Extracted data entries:
** BEGIN **
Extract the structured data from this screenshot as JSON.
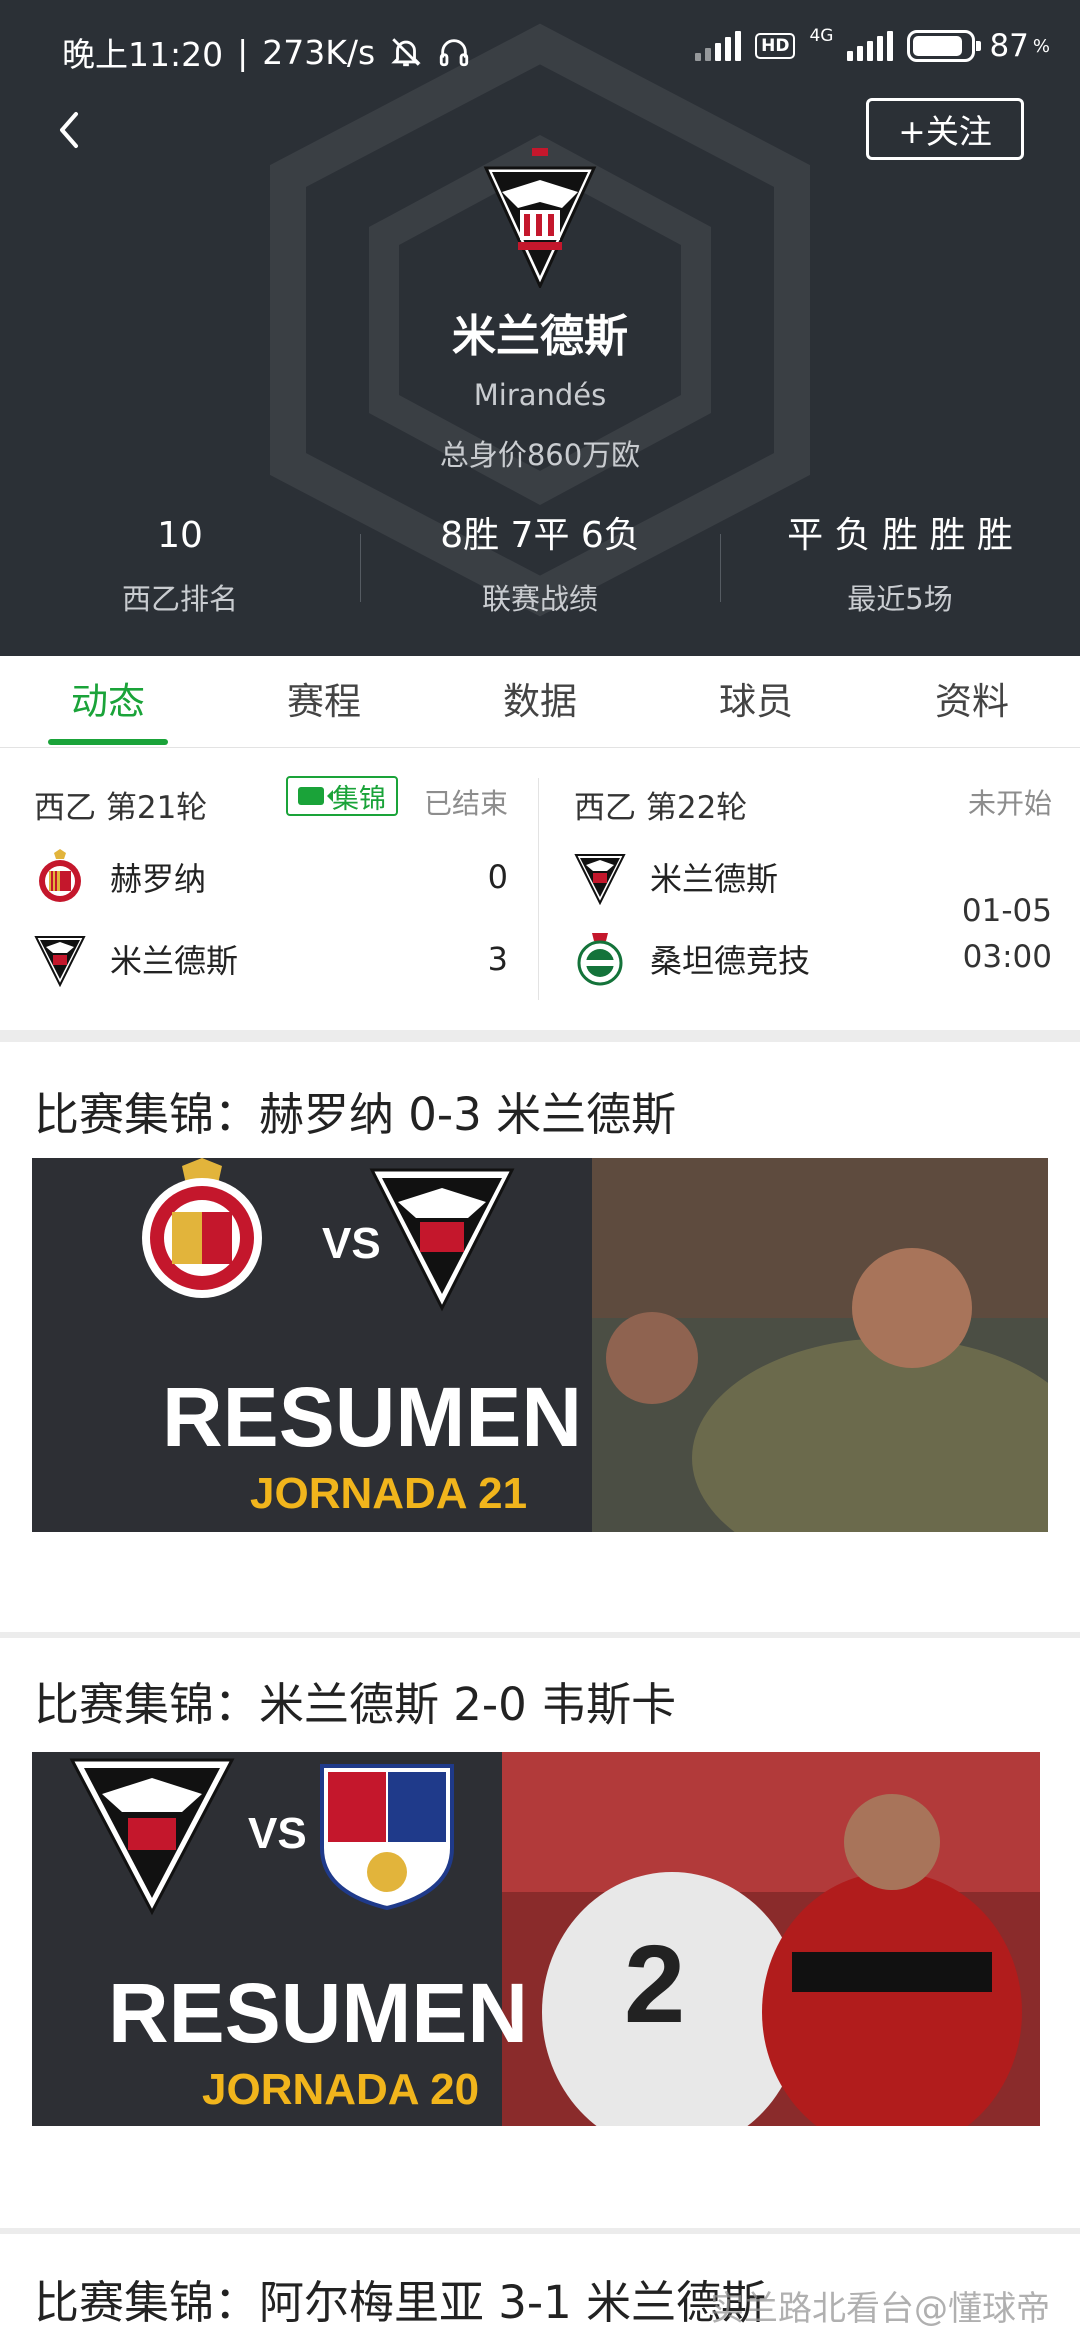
{
  "status_bar": {
    "time": "晚上11:20",
    "speed": "273K/s",
    "network": "4G",
    "hd": "HD",
    "battery": "87",
    "battery_unit": "%",
    "battery_level": 0.87
  },
  "header": {
    "follow_label": "+关注",
    "team_name": "米兰德斯",
    "team_name_en": "Mirandés",
    "market_value": "总身价860万欧",
    "stats": [
      {
        "value": "10",
        "label": "西乙排名"
      },
      {
        "value": "8胜 7平 6负",
        "label": "联赛战绩"
      },
      {
        "value": "平 负 胜 胜 胜",
        "label": "最近5场"
      }
    ]
  },
  "tabs": [
    {
      "label": "动态",
      "active": true
    },
    {
      "label": "赛程",
      "active": false
    },
    {
      "label": "数据",
      "active": false
    },
    {
      "label": "球员",
      "active": false
    },
    {
      "label": "资料",
      "active": false
    }
  ],
  "fixtures": {
    "previous": {
      "round": "西乙 第21轮",
      "highlight_label": "集锦",
      "status": "已结束",
      "home": {
        "name": "赫罗纳",
        "score": "0"
      },
      "away": {
        "name": "米兰德斯",
        "score": "3"
      }
    },
    "next": {
      "round": "西乙 第22轮",
      "status": "未开始",
      "home": {
        "name": "米兰德斯"
      },
      "away": {
        "name": "桑坦德竞技"
      },
      "date": "01-05",
      "time": "03:00"
    }
  },
  "feed": [
    {
      "title": "比赛集锦：赫罗纳 0-3 米兰德斯",
      "thumb_vs": "VS",
      "thumb_word": "RESUMEN",
      "thumb_sub": "JORNADA 21"
    },
    {
      "title": "比赛集锦：米兰德斯 2-0 韦斯卡",
      "thumb_vs": "VS",
      "thumb_word": "RESUMEN",
      "thumb_sub": "JORNADA 20"
    },
    {
      "title": "比赛集锦：阿尔梅里亚 3-1 米兰德斯"
    }
  ],
  "watermark": "@懂球帝",
  "watermark_prefix": "实兰路北看台"
}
** END **
**Given exercise:** Transcribe the whole listing exactly. Pictures stay out of your copy.

**Written answer:**
Extract the structured data from this screenshot as JSON.
{
  "status_bar": {
    "time": "晚上11:20",
    "speed": "273K/s",
    "network": "4G",
    "hd": "HD",
    "battery": "87",
    "battery_unit": "%",
    "battery_level": 0.87
  },
  "header": {
    "follow_label": "+关注",
    "team_name": "米兰德斯",
    "team_name_en": "Mirandés",
    "market_value": "总身价860万欧",
    "stats": [
      {
        "value": "10",
        "label": "西乙排名"
      },
      {
        "value": "8胜 7平 6负",
        "label": "联赛战绩"
      },
      {
        "value": "平 负 胜 胜 胜",
        "label": "最近5场"
      }
    ]
  },
  "tabs": [
    {
      "label": "动态",
      "active": true
    },
    {
      "label": "赛程",
      "active": false
    },
    {
      "label": "数据",
      "active": false
    },
    {
      "label": "球员",
      "active": false
    },
    {
      "label": "资料",
      "active": false
    }
  ],
  "fixtures": {
    "previous": {
      "round": "西乙 第21轮",
      "highlight_label": "集锦",
      "status": "已结束",
      "home": {
        "name": "赫罗纳",
        "score": "0"
      },
      "away": {
        "name": "米兰德斯",
        "score": "3"
      }
    },
    "next": {
      "round": "西乙 第22轮",
      "status": "未开始",
      "home": {
        "name": "米兰德斯"
      },
      "away": {
        "name": "桑坦德竞技"
      },
      "date": "01-05",
      "time": "03:00"
    }
  },
  "feed": [
    {
      "title": "比赛集锦：赫罗纳 0-3 米兰德斯",
      "thumb_vs": "VS",
      "thumb_word": "RESUMEN",
      "thumb_sub": "JORNADA 21"
    },
    {
      "title": "比赛集锦：米兰德斯 2-0 韦斯卡",
      "thumb_vs": "VS",
      "thumb_word": "RESUMEN",
      "thumb_sub": "JORNADA 20"
    },
    {
      "title": "比赛集锦：阿尔梅里亚 3-1 米兰德斯"
    }
  ],
  "watermark": "@懂球帝",
  "watermark_prefix": "实兰路北看台"
}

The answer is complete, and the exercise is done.